INSTRUCTION: Lines containing the word "Concordance" are the ones to copy from the records below.

A block of data:
——————————
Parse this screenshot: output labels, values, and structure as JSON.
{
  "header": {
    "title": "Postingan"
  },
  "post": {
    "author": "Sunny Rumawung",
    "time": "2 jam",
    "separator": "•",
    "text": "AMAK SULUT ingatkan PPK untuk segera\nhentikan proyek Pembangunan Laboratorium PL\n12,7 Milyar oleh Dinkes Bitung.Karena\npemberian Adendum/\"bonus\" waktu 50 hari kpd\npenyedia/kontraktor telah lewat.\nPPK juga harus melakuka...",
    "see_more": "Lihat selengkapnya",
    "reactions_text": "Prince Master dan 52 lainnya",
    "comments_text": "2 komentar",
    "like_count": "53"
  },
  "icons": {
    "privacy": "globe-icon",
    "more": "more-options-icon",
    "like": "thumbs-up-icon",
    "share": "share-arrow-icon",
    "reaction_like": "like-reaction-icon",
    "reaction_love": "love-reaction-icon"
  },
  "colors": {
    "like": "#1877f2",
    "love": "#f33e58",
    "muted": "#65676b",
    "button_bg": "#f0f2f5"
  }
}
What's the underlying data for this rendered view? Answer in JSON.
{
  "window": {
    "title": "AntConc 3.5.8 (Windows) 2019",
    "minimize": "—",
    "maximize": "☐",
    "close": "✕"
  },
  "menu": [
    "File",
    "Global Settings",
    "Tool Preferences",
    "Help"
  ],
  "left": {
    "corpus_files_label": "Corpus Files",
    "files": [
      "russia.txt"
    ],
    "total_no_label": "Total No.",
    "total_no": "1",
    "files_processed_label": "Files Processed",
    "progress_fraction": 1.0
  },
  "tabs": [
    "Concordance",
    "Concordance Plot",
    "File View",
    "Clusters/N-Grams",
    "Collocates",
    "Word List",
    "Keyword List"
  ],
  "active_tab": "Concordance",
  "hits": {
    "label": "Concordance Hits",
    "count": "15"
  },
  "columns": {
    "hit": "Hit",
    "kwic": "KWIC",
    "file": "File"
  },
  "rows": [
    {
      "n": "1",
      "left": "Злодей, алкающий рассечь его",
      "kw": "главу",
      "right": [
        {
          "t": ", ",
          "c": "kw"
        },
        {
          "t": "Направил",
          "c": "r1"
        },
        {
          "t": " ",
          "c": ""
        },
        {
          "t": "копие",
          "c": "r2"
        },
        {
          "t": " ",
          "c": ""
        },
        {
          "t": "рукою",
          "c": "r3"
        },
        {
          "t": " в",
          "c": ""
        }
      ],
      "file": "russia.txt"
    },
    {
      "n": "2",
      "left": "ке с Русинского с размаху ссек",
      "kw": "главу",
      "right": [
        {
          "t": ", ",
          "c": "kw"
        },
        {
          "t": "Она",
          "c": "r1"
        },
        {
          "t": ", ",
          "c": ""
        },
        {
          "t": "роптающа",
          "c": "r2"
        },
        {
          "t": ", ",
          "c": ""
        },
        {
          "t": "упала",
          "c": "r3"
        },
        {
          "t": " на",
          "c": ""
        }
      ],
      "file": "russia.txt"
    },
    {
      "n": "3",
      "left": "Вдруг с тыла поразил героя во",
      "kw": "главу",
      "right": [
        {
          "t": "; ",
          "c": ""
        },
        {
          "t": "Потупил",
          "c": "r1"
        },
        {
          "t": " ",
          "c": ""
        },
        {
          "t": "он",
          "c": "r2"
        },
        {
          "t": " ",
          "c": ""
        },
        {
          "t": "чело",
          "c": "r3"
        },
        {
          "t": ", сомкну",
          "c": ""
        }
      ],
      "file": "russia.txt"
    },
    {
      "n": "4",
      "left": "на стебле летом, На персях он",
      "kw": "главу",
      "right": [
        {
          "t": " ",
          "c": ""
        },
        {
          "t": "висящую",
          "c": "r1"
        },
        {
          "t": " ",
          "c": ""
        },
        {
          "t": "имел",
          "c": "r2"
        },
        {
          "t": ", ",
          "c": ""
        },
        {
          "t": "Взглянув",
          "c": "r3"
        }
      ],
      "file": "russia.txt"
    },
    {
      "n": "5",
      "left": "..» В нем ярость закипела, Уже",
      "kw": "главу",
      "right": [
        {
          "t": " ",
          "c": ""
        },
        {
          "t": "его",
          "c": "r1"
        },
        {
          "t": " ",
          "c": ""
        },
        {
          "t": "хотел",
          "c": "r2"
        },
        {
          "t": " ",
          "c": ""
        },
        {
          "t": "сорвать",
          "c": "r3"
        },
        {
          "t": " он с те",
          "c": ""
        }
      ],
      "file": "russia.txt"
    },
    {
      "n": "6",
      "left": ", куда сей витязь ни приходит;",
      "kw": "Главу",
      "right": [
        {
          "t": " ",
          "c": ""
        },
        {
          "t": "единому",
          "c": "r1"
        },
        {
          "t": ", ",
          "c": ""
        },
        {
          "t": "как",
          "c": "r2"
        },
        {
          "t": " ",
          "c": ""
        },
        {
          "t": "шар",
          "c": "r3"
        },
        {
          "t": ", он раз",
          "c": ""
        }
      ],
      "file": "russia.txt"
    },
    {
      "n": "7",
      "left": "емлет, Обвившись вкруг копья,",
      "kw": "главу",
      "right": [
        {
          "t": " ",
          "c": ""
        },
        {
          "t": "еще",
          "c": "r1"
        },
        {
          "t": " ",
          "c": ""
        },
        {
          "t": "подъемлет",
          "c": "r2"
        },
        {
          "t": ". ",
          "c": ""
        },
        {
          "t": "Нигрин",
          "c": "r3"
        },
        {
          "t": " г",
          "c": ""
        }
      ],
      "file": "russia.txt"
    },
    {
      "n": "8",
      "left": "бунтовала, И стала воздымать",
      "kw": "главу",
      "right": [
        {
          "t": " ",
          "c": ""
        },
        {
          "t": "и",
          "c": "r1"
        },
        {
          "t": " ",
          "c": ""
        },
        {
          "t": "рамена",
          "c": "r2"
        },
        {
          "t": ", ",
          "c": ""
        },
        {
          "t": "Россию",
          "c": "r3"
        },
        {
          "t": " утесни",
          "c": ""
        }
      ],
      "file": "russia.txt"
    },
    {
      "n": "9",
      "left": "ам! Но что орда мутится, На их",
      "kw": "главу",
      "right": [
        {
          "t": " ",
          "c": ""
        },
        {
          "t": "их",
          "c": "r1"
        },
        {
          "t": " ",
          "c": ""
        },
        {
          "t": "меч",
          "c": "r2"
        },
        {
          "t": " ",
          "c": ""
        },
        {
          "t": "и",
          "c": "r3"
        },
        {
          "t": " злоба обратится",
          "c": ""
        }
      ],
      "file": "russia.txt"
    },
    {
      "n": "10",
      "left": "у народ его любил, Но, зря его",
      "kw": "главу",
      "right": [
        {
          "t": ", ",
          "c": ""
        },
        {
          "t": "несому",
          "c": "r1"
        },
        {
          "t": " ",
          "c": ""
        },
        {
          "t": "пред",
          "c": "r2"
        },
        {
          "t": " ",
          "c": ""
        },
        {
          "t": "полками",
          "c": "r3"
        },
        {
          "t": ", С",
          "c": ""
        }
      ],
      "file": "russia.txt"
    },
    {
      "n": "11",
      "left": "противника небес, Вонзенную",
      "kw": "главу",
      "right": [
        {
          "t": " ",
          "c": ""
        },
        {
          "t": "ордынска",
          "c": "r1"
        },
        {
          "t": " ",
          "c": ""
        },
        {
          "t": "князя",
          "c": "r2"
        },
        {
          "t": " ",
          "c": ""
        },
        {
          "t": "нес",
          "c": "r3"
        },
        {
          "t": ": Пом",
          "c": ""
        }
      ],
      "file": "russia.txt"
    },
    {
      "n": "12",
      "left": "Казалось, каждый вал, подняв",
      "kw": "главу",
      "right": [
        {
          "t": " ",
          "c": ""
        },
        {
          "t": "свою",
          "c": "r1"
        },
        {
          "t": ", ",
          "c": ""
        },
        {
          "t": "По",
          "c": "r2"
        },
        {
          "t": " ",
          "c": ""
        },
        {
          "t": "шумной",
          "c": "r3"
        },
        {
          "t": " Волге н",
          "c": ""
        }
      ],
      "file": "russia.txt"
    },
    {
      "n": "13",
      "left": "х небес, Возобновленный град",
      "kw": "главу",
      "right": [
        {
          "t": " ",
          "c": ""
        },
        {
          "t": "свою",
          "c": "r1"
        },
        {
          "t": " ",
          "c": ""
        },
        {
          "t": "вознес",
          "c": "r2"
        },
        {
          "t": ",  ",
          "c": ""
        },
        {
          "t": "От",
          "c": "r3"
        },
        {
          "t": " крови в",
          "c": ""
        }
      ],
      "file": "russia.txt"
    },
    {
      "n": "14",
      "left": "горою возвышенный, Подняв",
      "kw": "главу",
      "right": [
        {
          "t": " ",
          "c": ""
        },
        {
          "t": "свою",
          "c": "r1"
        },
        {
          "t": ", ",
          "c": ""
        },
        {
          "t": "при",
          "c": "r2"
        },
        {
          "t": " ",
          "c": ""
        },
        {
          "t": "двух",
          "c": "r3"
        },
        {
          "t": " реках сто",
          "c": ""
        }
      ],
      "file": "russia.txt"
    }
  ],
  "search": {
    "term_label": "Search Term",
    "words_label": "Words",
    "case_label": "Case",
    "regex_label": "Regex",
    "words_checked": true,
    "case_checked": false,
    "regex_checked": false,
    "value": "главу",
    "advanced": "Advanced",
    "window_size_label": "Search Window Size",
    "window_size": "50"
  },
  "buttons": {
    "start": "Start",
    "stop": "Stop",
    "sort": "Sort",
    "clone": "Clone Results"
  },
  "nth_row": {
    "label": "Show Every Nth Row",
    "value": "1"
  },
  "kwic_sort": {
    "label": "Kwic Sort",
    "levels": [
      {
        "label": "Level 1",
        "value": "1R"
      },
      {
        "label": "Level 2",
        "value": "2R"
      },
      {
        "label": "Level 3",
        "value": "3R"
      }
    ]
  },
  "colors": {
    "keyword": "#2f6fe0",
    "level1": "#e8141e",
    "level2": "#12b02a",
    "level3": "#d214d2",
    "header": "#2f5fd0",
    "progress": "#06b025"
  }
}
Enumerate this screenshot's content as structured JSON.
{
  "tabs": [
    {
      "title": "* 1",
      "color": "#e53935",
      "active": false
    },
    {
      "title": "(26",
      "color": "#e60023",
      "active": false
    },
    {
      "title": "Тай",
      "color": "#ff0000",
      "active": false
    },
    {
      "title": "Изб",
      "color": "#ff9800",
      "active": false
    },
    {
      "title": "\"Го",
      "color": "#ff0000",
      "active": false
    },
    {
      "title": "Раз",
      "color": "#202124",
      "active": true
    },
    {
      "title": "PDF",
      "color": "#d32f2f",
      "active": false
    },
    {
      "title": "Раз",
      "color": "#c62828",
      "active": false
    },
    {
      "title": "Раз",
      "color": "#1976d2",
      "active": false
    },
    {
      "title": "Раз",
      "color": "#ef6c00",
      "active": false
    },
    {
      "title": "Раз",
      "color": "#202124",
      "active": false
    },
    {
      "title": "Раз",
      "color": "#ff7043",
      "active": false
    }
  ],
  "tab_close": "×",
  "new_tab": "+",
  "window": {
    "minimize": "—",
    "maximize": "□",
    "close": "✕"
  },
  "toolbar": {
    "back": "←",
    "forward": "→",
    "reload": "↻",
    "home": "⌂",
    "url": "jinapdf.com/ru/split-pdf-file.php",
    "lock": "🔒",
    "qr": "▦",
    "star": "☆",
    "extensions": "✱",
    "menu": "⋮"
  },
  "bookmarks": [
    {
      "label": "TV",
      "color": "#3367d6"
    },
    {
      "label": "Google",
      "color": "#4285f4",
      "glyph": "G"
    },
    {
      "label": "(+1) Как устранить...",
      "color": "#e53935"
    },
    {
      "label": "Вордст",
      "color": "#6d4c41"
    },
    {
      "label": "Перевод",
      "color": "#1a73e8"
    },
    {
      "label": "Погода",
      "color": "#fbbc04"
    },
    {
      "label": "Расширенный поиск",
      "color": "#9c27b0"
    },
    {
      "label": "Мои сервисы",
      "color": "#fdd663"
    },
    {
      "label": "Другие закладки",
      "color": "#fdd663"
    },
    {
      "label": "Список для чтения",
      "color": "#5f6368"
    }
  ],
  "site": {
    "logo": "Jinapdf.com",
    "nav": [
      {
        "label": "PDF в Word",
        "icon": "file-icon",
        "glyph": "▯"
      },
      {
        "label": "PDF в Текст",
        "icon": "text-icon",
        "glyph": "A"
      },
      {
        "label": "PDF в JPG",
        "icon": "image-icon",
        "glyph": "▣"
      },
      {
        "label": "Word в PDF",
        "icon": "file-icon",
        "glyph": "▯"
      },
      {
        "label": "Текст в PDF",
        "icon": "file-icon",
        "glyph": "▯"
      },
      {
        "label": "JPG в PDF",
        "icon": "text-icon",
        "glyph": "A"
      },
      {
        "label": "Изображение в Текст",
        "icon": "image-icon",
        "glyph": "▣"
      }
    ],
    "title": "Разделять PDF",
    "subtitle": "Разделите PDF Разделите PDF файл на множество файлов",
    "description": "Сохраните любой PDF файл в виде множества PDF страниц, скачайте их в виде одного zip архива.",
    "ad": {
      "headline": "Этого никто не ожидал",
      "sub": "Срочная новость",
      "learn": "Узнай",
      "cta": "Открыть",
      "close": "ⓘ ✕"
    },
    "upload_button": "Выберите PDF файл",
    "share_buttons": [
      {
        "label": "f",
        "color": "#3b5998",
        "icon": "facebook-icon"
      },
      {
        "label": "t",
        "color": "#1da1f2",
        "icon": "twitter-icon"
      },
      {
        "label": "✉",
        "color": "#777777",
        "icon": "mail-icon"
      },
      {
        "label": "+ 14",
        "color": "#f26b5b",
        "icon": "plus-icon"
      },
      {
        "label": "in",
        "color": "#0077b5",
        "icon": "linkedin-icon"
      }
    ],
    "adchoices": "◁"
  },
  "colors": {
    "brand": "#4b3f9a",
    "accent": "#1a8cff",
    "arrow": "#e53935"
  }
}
——————————
ANSWER BELOW:
    "Concordance",
    "Concordance Plot",
  "active_tab": "Concordance",
    "label": "Concordance Hits",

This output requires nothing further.